**** DATA EXCERPTS

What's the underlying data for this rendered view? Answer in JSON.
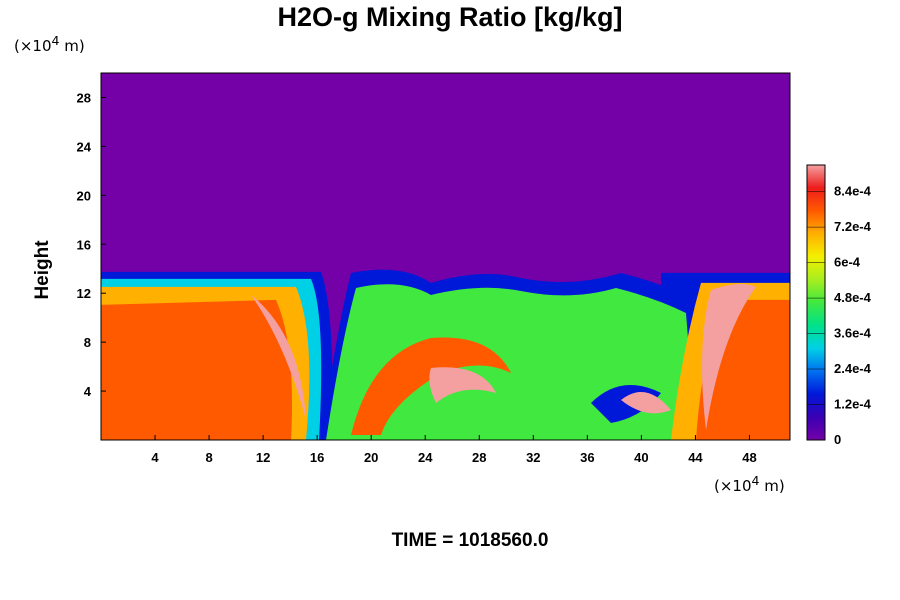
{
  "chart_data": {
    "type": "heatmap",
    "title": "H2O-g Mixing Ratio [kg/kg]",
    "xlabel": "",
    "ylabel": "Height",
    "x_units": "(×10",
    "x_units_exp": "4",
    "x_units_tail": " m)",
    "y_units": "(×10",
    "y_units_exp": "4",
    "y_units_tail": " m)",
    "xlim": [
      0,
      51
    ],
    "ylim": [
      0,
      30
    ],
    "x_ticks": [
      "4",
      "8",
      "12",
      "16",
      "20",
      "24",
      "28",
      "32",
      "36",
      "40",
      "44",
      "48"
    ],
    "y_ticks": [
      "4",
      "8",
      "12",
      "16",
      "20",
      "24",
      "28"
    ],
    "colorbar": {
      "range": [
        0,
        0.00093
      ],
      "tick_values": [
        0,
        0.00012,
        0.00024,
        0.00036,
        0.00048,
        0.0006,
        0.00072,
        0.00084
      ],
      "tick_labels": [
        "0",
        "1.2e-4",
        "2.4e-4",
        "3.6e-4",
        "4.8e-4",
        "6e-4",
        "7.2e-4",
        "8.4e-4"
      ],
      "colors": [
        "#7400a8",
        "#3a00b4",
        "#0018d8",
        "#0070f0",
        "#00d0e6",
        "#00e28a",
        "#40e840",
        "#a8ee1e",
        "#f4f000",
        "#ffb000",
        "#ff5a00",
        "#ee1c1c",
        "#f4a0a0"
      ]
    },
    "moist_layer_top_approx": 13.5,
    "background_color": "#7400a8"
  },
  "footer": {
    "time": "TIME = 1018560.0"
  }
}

********

▸ TASK BRIEF
Reproduce the records above exactly, leaving out every picture they contain.

▸ WORKED ANSWER
What's the underlying data for this rendered view? Answer in JSON.
{
  "chart_data": {
    "type": "heatmap",
    "title": "H2O-g Mixing Ratio [kg/kg]",
    "xlabel": "",
    "ylabel": "Height",
    "x_units": "(×10",
    "x_units_exp": "4",
    "x_units_tail": " m)",
    "y_units": "(×10",
    "y_units_exp": "4",
    "y_units_tail": " m)",
    "xlim": [
      0,
      51
    ],
    "ylim": [
      0,
      30
    ],
    "x_ticks": [
      "4",
      "8",
      "12",
      "16",
      "20",
      "24",
      "28",
      "32",
      "36",
      "40",
      "44",
      "48"
    ],
    "y_ticks": [
      "4",
      "8",
      "12",
      "16",
      "20",
      "24",
      "28"
    ],
    "colorbar": {
      "range": [
        0,
        0.00093
      ],
      "tick_values": [
        0,
        0.00012,
        0.00024,
        0.00036,
        0.00048,
        0.0006,
        0.00072,
        0.00084
      ],
      "tick_labels": [
        "0",
        "1.2e-4",
        "2.4e-4",
        "3.6e-4",
        "4.8e-4",
        "6e-4",
        "7.2e-4",
        "8.4e-4"
      ],
      "colors": [
        "#7400a8",
        "#3a00b4",
        "#0018d8",
        "#0070f0",
        "#00d0e6",
        "#00e28a",
        "#40e840",
        "#a8ee1e",
        "#f4f000",
        "#ffb000",
        "#ff5a00",
        "#ee1c1c",
        "#f4a0a0"
      ]
    },
    "moist_layer_top_approx": 13.5,
    "background_color": "#7400a8"
  },
  "footer": {
    "time": "TIME = 1018560.0"
  }
}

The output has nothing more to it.